**WORK INSTRUCTIONS:** Answer with a single number: the count of lines that hold "screenshot".

**RECORDS SUPPLIED:**
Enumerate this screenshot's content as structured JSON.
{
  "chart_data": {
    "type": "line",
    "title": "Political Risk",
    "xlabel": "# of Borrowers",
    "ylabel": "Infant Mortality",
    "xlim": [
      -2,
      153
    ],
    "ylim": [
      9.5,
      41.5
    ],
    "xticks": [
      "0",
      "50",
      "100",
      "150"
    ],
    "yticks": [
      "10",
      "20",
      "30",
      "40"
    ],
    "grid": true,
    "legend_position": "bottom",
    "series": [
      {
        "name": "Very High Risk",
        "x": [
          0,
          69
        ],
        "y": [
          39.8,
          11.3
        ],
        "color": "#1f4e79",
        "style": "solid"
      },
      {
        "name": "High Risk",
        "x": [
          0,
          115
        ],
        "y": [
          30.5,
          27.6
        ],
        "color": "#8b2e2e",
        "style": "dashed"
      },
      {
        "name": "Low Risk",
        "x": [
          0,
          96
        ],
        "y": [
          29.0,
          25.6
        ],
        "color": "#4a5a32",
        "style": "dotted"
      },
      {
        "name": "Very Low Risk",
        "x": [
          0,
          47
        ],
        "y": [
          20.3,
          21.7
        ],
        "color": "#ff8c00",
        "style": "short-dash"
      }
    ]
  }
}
==
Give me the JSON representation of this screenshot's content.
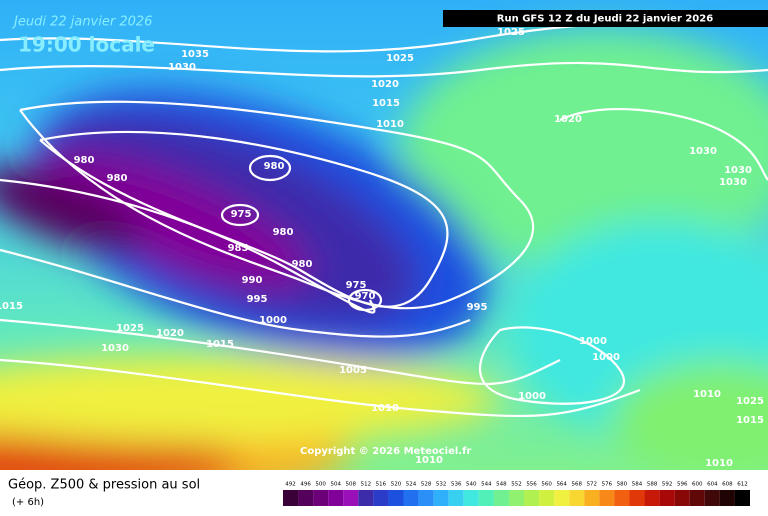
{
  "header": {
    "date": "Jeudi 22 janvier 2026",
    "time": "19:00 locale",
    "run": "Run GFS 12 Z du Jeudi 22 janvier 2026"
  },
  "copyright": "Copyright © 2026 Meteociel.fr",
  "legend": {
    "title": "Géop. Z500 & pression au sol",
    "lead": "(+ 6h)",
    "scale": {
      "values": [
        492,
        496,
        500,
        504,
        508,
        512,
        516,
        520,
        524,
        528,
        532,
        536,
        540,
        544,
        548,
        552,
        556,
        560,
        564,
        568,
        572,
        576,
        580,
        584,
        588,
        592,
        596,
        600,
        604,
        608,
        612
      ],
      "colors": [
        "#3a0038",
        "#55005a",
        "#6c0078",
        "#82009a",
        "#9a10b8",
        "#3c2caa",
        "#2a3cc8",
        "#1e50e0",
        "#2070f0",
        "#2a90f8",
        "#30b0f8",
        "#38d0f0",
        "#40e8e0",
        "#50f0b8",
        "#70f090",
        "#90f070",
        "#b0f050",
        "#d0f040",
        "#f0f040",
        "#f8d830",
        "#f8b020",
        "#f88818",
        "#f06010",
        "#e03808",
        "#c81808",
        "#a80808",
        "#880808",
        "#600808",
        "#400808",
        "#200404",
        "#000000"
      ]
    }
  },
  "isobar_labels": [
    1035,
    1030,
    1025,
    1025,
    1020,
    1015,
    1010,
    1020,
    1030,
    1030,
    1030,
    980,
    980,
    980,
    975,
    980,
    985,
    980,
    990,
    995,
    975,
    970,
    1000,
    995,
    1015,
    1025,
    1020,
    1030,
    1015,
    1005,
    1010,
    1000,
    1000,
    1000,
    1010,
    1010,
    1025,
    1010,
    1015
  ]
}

**RESULT OF THE TASK:** 2